Problem requirements
Copy the lines holding the word "structured", all of them.

>> start

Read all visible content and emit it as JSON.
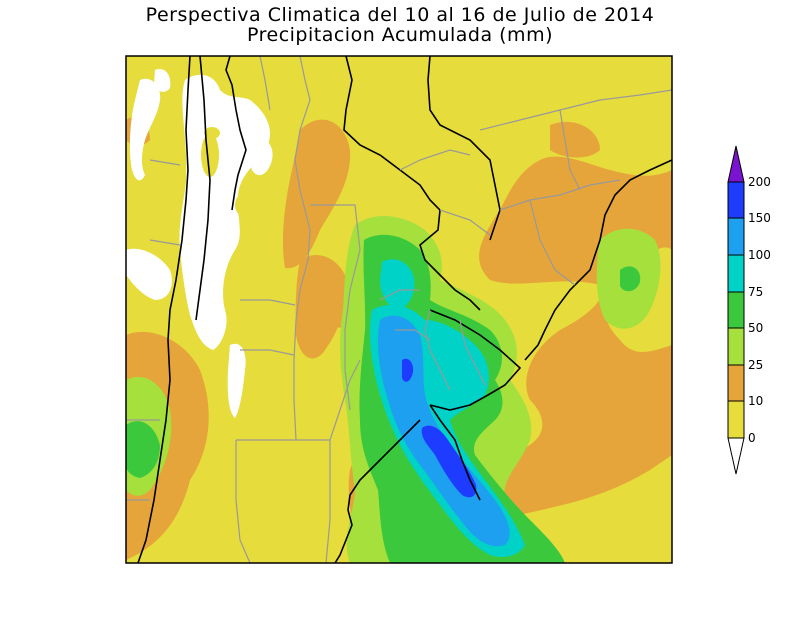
{
  "title": {
    "line1": "Perspectiva Climatica del 10 al 16 de Julio de 2014",
    "line2": "Precipitacion Acumulada (mm)"
  },
  "colors": {
    "bin_0_10": "#e6dc3c",
    "bin_10_25": "#e6a53a",
    "bin_25_50": "#a6e03c",
    "bin_50_75": "#3cc83c",
    "bin_75_100": "#00d2c8",
    "bin_100_150": "#1ea0f0",
    "bin_150_200": "#1e3cff",
    "bin_over_200": "#7a14d2",
    "no_data": "#ffffff",
    "coast": "#000000",
    "borders": "#999999"
  },
  "legend": {
    "ticks": [
      "200",
      "150",
      "100",
      "75",
      "50",
      "25",
      "10",
      "0"
    ]
  }
}
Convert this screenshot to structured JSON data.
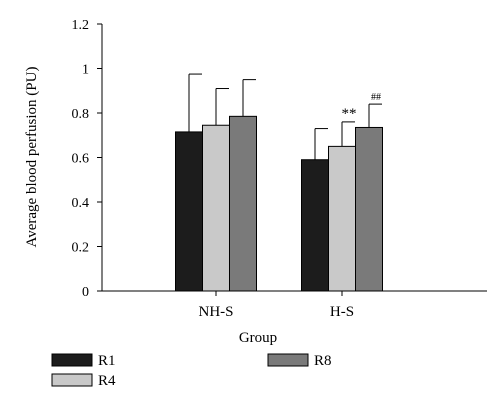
{
  "chart_data": {
    "type": "bar",
    "xlabel": "Group",
    "ylabel": "Average blood perfusion (PU)",
    "ylim": [
      0,
      1.2
    ],
    "yticks": [
      0,
      0.2,
      0.4,
      0.6,
      0.8,
      1,
      1.2
    ],
    "ytick_labels": [
      "0",
      "0.2",
      "0.4",
      "0.6",
      "0.8",
      "1",
      "1.2"
    ],
    "categories": [
      "NH-S",
      "H-S"
    ],
    "series": [
      {
        "name": "R1",
        "color": "#1c1c1c",
        "values": [
          0.715,
          0.59
        ],
        "errors": [
          0.26,
          0.14
        ]
      },
      {
        "name": "R4",
        "color": "#c9c9c9",
        "values": [
          0.745,
          0.65
        ],
        "errors": [
          0.165,
          0.11
        ]
      },
      {
        "name": "R8",
        "color": "#7a7a7a",
        "values": [
          0.785,
          0.735
        ],
        "errors": [
          0.165,
          0.105
        ]
      }
    ],
    "annotations": [
      {
        "category": "H-S",
        "series": "R4",
        "text": "**"
      },
      {
        "category": "H-S",
        "series": "R8",
        "text": "##"
      }
    ],
    "legend_position": "bottom",
    "grid": false
  }
}
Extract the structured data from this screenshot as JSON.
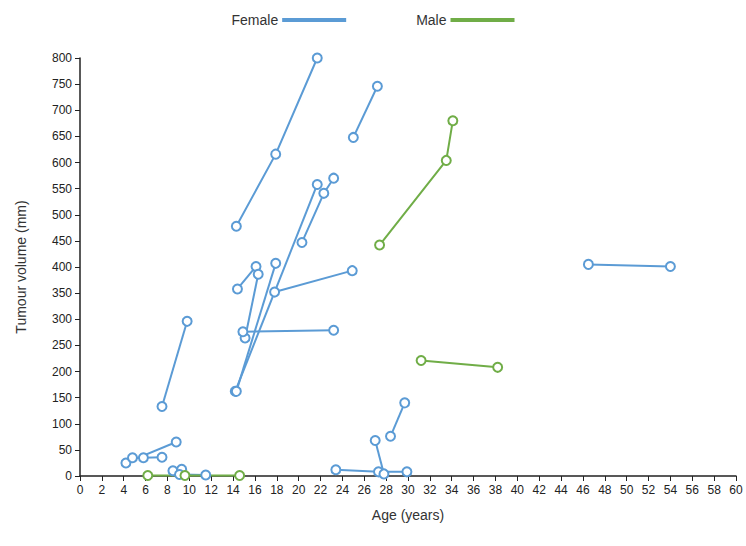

>> end

Solution to this exercise
Convert this screenshot to structured JSON data.
Extract the structured data from this screenshot as JSON.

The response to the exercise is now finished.